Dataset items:
_ _ _ _ _

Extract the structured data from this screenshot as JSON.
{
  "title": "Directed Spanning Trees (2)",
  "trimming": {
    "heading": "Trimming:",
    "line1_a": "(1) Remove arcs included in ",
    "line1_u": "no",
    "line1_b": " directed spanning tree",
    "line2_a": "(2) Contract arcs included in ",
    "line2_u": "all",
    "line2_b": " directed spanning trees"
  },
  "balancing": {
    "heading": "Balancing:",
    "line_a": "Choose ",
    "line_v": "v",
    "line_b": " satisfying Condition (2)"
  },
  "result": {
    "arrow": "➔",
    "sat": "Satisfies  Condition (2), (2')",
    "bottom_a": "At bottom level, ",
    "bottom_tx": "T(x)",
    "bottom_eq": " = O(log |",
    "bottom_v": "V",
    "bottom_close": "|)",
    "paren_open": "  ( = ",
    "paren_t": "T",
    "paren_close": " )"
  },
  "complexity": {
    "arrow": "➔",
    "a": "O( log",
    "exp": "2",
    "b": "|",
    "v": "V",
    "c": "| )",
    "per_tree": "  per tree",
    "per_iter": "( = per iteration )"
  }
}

_ _ _ _ _

Stated task:
Reproduce the complete set of lines precisely as supplied.

Exercise output:
Extract the structured data from this screenshot as JSON.
{
  "title": "Directed Spanning Trees (2)",
  "trimming": {
    "heading": "Trimming:",
    "line1_a": "(1) Remove arcs included in ",
    "line1_u": "no",
    "line1_b": " directed spanning tree",
    "line2_a": "(2) Contract arcs included in ",
    "line2_u": "all",
    "line2_b": " directed spanning trees"
  },
  "balancing": {
    "heading": "Balancing:",
    "line_a": "Choose ",
    "line_v": "v",
    "line_b": " satisfying Condition (2)"
  },
  "result": {
    "arrow": "➔",
    "sat": "Satisfies  Condition (2), (2')",
    "bottom_a": "At bottom level, ",
    "bottom_tx": "T(x)",
    "bottom_eq": " = O(log |",
    "bottom_v": "V",
    "bottom_close": "|)",
    "paren_open": "  ( = ",
    "paren_t": "T",
    "paren_close": " )"
  },
  "complexity": {
    "arrow": "➔",
    "a": "O( log",
    "exp": "2",
    "b": "|",
    "v": "V",
    "c": "| )",
    "per_tree": "  per tree",
    "per_iter": "( = per iteration )"
  }
}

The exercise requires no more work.